TESTO FORNITO
□ □ □

Indice
  1. Testo dell'articolo
  2. Commento
  3. Casi pratici
  4. Domande frequenti
  5. Vedi anche

Testo dell'articoloVigente

Informazione giuridica di carattere generale. Il presente contenuto costituisce informazione giuridica di carattere generale e non sostituisce in alcun modo il parere di un avvocato iscritto all’Albo. La norma riportata è tratta da fonti ufficiali (Normattiva, Gazzetta Ufficiale) e il commento ha finalità divulgativa. Per la valutazione del caso specifico è necessario consultare un professionista abilitato.

Art. 118 Codice della Navigazione – Matricole e registri del personale marittimo

R.D. 30 marzo 1942, n. 327 – Codice della navigazione

La gente di mare è iscritta in matricole. Il personale addetto ai servizi portuali e il personale tecnico delle costruzioni navali sono iscritti in registri. Le matricole e i registri sono tenuti dagli uffici indicati dal regolamento.

□ □ □

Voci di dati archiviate
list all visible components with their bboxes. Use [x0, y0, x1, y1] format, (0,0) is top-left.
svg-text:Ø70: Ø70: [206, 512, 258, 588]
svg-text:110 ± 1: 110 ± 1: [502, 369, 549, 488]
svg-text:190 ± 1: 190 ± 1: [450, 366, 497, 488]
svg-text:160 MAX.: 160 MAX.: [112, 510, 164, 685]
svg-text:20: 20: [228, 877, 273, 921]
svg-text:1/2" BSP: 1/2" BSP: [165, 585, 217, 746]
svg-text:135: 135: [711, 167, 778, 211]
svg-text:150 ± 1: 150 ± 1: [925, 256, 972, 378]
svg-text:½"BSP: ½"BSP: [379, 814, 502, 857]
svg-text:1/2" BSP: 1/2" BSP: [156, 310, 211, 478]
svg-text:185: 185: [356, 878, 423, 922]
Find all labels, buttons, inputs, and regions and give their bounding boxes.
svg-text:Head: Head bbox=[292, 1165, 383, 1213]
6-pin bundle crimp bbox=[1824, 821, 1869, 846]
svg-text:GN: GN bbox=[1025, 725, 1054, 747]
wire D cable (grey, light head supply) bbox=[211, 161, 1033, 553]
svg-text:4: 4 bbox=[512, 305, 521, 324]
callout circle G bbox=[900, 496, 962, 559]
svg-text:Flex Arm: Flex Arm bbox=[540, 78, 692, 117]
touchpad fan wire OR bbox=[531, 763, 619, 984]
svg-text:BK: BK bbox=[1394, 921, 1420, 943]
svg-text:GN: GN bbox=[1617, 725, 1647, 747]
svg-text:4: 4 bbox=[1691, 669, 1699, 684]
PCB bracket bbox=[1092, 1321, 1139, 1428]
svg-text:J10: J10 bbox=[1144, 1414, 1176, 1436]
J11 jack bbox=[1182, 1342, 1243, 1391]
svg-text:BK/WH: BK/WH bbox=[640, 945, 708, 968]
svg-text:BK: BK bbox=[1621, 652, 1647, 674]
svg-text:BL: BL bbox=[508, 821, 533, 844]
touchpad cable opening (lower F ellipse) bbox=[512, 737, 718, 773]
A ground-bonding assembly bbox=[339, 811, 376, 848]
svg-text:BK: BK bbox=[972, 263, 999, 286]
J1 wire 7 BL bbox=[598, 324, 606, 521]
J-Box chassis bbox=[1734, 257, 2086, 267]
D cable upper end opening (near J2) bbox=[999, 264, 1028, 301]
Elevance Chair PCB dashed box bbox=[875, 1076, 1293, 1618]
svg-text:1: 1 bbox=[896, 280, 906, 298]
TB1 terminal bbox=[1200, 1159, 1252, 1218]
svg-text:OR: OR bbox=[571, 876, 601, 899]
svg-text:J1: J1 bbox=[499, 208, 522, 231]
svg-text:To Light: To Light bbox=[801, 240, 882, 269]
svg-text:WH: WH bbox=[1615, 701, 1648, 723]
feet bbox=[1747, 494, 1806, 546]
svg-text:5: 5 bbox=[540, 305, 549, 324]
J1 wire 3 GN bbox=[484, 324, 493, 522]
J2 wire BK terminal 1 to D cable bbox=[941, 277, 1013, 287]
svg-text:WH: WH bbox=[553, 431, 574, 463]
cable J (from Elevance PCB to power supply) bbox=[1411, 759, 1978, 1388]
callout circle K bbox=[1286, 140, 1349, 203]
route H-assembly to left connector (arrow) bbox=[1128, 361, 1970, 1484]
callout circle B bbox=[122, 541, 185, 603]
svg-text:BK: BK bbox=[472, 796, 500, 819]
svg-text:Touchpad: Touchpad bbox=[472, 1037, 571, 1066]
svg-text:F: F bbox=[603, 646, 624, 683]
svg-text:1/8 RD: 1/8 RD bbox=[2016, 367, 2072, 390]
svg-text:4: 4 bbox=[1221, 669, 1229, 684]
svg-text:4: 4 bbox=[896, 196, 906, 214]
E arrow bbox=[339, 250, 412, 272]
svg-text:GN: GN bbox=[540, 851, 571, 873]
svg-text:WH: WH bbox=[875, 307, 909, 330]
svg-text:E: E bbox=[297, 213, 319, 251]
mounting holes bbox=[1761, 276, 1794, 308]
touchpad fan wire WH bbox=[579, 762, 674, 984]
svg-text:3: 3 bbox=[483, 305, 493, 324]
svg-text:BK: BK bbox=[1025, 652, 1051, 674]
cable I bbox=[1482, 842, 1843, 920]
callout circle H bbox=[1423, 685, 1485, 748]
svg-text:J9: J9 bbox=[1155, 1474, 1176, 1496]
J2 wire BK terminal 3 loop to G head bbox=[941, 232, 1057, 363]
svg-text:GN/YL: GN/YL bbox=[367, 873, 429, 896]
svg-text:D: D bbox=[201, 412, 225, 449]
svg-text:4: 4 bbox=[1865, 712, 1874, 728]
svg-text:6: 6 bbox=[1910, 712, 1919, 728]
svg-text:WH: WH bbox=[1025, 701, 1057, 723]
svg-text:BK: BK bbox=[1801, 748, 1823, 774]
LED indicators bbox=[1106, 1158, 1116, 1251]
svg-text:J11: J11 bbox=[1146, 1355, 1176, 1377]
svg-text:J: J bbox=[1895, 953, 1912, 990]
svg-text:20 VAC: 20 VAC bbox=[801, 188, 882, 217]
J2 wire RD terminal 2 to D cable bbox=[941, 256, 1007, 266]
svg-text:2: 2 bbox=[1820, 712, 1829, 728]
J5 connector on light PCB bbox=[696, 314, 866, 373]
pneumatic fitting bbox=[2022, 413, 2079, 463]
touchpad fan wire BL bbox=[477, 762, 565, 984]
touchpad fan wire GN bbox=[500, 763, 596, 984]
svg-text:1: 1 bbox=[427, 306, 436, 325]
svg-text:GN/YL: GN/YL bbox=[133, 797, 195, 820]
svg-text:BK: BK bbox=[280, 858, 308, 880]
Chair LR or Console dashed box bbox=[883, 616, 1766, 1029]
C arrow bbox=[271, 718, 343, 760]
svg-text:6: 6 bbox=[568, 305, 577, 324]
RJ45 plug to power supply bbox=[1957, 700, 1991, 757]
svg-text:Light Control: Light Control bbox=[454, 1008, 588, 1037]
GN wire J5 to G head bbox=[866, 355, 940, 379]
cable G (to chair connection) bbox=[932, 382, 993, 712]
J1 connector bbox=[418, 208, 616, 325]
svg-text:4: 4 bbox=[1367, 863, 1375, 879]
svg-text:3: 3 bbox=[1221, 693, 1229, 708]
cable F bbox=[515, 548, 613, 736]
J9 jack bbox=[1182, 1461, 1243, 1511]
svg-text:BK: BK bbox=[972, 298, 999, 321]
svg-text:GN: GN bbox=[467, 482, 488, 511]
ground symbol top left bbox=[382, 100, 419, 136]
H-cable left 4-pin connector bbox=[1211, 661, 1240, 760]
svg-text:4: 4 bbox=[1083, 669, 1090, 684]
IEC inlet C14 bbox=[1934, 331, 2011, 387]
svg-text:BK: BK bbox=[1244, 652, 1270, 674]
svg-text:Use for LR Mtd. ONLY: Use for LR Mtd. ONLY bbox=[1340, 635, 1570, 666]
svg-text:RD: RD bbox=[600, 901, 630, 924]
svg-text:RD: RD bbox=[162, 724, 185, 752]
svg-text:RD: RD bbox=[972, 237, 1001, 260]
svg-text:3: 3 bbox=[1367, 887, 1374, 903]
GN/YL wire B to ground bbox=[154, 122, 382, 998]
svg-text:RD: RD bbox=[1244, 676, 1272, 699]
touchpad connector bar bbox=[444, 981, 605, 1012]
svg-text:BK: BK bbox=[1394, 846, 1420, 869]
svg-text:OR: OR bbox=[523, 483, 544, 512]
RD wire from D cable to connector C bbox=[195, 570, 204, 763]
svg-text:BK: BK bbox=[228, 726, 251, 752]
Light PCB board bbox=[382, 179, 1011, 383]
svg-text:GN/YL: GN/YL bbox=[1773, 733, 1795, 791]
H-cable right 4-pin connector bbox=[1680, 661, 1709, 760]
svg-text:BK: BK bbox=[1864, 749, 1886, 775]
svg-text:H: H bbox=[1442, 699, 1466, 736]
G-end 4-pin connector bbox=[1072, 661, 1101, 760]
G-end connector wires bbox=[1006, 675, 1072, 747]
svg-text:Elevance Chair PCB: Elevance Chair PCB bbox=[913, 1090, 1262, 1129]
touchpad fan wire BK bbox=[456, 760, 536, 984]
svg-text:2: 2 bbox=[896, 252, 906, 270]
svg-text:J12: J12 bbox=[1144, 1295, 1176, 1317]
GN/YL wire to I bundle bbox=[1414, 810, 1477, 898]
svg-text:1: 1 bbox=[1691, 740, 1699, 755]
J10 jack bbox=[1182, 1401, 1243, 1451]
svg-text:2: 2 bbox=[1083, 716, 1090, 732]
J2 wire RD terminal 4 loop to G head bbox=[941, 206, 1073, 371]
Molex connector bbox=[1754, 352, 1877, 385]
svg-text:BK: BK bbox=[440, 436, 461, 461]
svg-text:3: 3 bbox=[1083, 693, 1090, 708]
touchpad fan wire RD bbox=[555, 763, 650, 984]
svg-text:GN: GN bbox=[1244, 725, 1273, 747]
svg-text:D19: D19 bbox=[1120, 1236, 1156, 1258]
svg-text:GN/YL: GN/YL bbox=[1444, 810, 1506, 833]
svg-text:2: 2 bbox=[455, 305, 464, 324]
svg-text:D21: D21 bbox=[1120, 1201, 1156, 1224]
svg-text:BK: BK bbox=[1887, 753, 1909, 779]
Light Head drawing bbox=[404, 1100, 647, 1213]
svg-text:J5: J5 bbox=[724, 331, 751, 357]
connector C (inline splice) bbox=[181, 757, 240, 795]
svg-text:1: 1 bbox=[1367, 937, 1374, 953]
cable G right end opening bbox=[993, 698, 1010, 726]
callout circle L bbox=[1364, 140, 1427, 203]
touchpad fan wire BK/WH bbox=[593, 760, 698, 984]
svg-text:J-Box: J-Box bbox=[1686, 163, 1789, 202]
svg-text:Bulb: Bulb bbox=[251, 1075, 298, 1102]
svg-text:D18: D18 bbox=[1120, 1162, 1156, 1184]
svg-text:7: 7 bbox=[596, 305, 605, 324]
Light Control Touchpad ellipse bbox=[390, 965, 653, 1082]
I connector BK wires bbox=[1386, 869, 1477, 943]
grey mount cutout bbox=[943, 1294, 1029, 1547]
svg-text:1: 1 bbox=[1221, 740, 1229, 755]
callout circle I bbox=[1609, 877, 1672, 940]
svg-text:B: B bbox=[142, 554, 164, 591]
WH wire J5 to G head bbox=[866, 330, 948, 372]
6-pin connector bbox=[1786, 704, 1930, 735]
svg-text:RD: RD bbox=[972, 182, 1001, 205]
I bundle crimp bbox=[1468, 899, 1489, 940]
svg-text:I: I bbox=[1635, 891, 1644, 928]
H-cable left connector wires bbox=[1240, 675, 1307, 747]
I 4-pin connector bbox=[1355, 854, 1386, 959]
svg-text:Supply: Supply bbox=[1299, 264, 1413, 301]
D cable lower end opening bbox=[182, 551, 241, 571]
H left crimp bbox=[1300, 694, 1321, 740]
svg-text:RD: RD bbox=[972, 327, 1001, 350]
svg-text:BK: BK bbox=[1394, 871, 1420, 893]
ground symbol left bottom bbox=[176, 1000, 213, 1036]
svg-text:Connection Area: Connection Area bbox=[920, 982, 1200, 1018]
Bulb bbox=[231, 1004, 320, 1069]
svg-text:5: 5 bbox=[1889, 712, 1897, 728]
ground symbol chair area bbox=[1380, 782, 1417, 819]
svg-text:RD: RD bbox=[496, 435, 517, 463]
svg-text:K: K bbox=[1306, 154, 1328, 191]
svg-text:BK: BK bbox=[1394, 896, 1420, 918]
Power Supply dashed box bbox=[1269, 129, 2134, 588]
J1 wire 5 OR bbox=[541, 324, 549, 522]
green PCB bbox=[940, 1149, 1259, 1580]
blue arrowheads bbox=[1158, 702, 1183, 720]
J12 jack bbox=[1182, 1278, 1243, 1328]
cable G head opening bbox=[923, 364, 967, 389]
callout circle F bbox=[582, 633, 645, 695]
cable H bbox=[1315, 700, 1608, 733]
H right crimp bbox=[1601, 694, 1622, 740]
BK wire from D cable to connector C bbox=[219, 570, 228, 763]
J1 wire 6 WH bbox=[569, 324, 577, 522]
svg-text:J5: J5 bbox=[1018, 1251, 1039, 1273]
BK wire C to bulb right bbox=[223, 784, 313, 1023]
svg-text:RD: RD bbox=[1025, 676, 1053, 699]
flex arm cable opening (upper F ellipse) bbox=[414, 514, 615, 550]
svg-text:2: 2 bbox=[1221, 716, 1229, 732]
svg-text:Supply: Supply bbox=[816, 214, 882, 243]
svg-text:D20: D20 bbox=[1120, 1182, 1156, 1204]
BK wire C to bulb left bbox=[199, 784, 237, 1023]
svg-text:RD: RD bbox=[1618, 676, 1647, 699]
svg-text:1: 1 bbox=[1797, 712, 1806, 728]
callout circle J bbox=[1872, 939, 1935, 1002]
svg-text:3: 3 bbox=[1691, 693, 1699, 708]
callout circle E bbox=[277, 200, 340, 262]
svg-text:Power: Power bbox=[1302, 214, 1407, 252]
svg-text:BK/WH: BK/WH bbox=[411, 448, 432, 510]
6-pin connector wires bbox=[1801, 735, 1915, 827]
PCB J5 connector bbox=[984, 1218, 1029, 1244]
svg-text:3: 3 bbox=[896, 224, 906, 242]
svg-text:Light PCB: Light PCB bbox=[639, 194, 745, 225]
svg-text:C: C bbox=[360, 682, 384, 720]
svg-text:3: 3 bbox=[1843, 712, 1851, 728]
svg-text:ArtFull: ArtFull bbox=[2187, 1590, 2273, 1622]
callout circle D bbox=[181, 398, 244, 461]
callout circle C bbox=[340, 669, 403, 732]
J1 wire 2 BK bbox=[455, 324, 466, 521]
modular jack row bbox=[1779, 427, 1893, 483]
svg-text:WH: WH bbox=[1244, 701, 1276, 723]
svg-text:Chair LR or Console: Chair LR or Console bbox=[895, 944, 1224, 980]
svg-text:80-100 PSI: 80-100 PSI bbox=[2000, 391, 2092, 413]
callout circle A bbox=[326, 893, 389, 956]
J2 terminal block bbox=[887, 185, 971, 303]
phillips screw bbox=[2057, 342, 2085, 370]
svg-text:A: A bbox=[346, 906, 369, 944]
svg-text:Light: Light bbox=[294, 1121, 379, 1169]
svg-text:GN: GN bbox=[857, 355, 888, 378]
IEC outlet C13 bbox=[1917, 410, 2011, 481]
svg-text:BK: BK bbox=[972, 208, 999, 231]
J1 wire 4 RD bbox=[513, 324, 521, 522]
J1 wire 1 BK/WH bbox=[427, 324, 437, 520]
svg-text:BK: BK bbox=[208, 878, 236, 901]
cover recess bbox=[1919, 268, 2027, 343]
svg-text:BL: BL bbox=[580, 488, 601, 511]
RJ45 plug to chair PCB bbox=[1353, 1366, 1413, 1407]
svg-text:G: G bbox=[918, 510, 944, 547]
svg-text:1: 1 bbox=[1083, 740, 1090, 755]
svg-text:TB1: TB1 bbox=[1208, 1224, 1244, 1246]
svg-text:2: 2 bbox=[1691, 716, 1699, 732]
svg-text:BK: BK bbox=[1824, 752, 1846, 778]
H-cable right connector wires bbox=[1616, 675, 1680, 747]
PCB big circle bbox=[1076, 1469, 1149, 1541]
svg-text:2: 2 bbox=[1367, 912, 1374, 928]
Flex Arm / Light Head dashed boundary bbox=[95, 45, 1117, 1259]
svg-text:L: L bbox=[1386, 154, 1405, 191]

□ □ □

COMPITO 1
Nel testo sulle matricole del personale marittimo, chi tiene le matricole e i registri?
COMPITO 2
Elenca tutte le categorie di persone che, secondo il testo sulle matricole del personale marittimo, vanno iscritte nelle matricole o nei registri.

RISPOSTA 1
Gli uffici indicati dal regolamento.

RISPOSTA 2
- La gente di mare
- Il personale addetto ai servizi portuali
- Il personale tecnico delle costruzioni navali